• **Short problem**
Extract the lines that carry the string "content" from the listing.

>> Begin Recorded information

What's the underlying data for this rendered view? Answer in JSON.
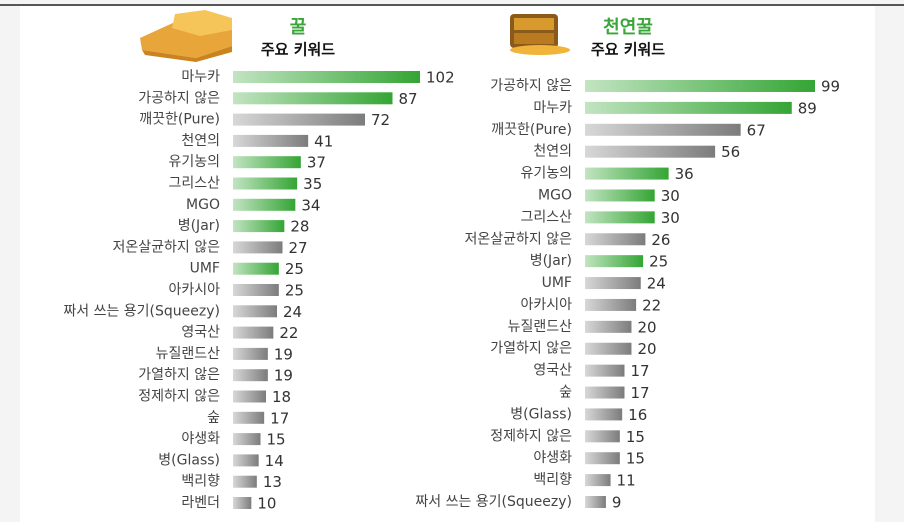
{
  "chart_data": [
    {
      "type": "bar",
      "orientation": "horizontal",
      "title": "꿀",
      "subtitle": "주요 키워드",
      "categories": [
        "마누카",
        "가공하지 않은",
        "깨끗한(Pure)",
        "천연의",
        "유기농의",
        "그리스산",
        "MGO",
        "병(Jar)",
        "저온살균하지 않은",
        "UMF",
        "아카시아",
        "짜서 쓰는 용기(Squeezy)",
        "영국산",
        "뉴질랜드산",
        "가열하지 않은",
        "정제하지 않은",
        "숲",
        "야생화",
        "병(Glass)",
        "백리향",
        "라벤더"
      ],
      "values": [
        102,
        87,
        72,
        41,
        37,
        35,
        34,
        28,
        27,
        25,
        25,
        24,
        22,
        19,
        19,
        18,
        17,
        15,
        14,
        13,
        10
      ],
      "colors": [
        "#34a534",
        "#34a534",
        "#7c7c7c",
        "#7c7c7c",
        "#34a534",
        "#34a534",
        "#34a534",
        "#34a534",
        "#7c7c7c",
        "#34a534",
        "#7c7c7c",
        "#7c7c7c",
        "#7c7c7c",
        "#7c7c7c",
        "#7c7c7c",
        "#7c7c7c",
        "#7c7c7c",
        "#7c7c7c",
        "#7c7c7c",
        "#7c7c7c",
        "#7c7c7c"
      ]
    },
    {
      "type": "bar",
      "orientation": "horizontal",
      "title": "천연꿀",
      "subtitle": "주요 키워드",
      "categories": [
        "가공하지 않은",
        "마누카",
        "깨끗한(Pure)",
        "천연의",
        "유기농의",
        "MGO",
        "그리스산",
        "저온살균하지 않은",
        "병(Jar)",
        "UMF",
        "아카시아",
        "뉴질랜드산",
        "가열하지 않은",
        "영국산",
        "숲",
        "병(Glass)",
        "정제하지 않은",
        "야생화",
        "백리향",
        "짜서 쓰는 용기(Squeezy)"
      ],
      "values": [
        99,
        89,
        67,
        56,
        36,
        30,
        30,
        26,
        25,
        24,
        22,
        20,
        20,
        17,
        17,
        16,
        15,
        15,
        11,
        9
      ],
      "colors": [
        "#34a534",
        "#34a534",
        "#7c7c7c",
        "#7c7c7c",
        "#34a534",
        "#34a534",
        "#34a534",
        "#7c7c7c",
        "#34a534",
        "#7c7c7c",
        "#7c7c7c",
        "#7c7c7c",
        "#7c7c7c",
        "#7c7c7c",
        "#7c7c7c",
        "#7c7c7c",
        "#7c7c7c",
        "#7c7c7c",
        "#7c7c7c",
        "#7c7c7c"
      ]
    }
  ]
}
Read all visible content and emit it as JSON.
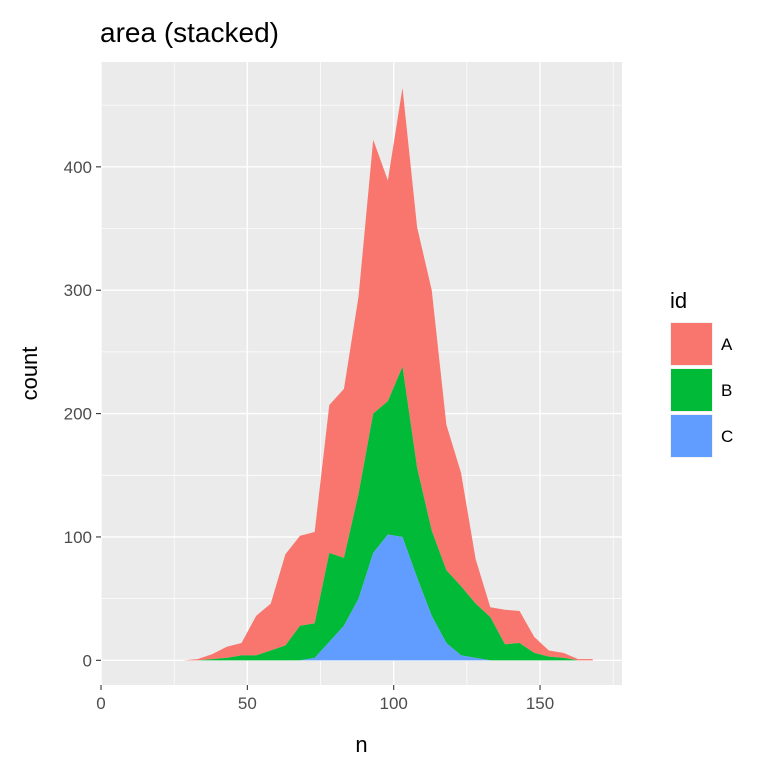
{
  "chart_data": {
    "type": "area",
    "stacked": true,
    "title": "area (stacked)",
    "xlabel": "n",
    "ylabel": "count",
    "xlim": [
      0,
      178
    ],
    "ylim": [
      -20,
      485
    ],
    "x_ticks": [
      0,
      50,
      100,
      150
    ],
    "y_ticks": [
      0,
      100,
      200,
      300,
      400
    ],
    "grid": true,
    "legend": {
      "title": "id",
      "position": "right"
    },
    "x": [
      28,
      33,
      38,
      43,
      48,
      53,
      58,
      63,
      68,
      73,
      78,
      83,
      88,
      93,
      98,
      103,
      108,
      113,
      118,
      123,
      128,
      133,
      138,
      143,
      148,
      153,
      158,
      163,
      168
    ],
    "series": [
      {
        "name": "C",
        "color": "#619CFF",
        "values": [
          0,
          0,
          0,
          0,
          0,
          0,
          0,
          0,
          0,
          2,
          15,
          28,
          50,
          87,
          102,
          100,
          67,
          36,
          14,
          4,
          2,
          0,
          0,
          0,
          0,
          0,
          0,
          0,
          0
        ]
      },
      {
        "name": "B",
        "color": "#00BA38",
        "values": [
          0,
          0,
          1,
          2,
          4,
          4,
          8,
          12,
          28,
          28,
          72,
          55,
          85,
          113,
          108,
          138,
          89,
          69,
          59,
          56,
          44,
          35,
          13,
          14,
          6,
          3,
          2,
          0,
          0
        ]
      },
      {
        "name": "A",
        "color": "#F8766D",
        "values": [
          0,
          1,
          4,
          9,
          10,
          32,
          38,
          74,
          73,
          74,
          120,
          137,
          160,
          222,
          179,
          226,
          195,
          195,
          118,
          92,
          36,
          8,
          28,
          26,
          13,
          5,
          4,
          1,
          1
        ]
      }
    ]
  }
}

>> End Recorded information
>> Begin Recorded information

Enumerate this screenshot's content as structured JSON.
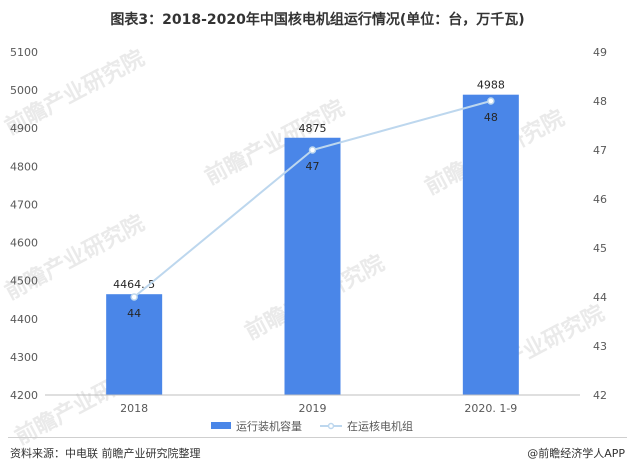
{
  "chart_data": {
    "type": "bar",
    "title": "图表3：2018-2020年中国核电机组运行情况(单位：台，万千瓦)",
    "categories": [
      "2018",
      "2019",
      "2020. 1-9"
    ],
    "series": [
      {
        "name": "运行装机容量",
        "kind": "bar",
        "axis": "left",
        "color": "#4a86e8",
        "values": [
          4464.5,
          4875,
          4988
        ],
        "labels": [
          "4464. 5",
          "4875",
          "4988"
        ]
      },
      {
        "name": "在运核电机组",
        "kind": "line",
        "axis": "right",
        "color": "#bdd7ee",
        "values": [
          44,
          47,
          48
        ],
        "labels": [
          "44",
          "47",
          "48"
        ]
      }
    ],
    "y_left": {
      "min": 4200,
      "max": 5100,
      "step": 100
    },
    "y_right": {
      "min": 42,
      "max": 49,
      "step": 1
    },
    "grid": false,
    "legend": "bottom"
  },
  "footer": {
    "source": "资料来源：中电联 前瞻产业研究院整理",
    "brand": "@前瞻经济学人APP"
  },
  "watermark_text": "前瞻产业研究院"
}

>> End Recorded information

• **Complete response**
Read all visible content and emit it as JSON.
Enumerate this screenshot's content as structured JSON.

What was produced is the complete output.